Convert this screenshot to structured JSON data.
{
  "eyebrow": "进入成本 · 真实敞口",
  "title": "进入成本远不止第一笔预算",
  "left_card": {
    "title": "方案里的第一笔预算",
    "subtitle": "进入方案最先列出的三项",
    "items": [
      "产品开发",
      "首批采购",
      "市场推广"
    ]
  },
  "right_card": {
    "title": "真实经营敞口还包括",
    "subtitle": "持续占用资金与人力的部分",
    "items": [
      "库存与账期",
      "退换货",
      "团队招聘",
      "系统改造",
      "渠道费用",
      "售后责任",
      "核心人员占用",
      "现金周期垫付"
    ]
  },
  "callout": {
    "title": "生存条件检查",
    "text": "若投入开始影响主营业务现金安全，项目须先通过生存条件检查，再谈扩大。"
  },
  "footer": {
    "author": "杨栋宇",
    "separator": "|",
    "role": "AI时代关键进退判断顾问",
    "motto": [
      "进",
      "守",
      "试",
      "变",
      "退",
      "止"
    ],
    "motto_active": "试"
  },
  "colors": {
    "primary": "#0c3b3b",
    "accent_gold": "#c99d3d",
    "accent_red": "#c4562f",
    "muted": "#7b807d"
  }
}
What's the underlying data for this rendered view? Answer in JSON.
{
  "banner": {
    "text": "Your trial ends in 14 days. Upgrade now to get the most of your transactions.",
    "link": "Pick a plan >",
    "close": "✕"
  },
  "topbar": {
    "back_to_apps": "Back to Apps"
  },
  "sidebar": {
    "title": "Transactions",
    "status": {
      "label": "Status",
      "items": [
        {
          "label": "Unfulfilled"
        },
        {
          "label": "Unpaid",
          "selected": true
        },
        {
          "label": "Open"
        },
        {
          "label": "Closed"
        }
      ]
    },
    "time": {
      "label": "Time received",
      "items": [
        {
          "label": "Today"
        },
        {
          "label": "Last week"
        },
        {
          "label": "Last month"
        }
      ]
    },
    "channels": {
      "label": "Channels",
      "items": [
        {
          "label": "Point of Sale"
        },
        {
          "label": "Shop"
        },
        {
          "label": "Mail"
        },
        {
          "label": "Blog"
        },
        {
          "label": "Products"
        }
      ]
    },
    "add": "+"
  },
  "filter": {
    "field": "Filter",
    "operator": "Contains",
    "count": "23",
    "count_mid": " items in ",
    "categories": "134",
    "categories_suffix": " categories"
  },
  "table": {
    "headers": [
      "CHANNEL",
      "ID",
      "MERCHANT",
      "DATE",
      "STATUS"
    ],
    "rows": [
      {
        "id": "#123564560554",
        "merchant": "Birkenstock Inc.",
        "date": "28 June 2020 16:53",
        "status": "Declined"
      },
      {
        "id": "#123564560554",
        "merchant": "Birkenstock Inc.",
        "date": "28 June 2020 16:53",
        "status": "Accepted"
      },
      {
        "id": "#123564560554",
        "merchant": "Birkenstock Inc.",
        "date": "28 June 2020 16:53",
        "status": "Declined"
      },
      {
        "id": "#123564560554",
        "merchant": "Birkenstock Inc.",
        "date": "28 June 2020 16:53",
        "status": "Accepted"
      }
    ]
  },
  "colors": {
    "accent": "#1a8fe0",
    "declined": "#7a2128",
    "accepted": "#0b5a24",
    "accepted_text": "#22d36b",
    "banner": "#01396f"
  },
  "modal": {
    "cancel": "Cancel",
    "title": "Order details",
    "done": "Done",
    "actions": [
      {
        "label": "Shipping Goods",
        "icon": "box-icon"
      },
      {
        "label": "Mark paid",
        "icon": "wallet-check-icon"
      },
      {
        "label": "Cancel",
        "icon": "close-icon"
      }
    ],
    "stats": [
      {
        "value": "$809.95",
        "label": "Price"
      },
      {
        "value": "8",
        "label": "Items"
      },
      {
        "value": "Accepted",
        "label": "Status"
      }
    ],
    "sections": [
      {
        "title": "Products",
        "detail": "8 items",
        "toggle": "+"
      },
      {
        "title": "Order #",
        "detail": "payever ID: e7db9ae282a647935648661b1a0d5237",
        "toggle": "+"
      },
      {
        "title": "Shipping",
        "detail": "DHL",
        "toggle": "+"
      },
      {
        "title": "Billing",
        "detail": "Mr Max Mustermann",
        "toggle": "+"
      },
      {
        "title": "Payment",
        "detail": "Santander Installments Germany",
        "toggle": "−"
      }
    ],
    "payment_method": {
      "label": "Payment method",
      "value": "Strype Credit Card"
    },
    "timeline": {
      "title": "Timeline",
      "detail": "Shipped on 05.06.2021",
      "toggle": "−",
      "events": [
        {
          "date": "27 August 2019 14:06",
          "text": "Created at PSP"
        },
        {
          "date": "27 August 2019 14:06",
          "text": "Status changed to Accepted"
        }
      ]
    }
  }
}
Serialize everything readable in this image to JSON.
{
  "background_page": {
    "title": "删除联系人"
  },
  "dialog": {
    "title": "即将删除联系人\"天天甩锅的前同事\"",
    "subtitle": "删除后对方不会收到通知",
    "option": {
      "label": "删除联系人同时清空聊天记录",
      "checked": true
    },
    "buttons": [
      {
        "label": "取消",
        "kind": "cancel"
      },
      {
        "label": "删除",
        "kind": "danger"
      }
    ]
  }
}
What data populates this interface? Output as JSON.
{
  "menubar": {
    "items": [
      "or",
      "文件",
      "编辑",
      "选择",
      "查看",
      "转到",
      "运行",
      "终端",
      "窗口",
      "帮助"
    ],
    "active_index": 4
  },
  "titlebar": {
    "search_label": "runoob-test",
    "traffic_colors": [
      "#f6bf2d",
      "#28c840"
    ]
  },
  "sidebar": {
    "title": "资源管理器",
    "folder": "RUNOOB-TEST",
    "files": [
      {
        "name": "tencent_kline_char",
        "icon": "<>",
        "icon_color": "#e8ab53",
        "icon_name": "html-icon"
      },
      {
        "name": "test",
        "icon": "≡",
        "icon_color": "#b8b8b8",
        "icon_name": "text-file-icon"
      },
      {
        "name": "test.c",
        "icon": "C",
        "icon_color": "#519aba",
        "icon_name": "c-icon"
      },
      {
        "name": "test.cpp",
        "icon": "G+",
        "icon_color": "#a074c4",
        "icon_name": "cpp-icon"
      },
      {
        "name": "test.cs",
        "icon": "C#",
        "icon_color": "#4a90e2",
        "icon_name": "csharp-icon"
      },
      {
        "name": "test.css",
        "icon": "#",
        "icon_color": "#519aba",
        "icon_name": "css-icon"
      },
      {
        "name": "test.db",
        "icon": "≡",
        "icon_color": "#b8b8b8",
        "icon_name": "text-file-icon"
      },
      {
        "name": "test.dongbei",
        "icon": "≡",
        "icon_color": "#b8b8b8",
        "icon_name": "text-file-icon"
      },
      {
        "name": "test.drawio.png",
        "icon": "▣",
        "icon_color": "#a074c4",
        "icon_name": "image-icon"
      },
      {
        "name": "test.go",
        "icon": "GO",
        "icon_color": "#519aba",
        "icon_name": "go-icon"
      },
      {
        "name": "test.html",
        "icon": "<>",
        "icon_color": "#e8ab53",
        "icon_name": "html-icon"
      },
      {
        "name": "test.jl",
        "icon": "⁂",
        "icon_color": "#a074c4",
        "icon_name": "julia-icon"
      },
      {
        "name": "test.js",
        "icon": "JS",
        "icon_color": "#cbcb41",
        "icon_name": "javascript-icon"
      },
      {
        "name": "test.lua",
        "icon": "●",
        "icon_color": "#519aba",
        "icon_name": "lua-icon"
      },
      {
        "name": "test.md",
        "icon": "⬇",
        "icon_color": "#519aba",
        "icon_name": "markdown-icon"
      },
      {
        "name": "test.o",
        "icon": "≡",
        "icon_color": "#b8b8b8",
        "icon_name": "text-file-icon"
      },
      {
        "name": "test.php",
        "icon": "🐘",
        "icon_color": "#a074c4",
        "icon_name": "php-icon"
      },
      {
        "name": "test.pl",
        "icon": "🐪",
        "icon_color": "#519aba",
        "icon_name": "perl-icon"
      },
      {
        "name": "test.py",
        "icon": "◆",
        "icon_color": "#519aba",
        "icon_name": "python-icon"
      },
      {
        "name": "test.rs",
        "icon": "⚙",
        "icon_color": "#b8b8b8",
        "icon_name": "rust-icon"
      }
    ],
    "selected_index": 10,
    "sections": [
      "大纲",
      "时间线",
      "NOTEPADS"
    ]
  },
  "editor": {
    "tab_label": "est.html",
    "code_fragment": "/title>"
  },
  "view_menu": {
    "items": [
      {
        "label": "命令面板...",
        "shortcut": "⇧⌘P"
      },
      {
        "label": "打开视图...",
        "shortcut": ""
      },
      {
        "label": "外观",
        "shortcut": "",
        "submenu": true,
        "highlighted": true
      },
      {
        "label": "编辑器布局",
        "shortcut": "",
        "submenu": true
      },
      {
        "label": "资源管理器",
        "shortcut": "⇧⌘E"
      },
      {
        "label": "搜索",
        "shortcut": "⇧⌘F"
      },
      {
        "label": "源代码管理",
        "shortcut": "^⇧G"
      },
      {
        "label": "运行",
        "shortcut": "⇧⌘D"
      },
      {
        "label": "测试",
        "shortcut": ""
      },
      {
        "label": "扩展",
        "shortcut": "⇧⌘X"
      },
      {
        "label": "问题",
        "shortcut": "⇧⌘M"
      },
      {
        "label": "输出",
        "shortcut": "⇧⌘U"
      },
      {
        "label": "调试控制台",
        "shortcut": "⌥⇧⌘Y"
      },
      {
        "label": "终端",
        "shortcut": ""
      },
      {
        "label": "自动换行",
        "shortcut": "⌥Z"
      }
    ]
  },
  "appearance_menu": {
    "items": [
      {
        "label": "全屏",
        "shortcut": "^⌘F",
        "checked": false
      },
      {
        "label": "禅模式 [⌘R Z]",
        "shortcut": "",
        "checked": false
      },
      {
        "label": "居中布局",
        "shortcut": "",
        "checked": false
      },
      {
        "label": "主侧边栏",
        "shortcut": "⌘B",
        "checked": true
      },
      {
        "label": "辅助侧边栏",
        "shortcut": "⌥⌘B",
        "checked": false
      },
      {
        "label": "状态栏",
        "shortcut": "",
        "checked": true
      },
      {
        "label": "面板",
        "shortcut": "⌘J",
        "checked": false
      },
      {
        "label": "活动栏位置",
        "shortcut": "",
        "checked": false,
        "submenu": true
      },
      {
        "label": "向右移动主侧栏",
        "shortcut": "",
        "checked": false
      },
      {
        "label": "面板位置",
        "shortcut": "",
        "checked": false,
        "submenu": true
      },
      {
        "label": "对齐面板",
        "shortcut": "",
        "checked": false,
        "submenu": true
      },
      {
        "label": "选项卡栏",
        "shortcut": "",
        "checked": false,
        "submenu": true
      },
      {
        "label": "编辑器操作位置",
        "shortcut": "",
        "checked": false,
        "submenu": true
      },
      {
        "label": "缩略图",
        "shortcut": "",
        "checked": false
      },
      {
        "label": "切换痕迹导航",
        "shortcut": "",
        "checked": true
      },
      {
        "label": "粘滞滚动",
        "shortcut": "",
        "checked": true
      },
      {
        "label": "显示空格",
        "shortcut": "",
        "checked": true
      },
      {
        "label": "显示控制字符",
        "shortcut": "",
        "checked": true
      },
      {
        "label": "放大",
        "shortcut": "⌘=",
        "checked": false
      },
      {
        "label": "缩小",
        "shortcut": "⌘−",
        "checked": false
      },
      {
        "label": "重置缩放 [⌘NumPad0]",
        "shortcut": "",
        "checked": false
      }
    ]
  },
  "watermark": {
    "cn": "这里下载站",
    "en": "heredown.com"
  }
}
-- -- --
◆ TASK PROMPT:
Return from the data every line that holds "What".

◆ WORKED SOLUTION:
What's the underlying data for this rendered view? Answer in JSON.
What data populates this interface? Output as JSON.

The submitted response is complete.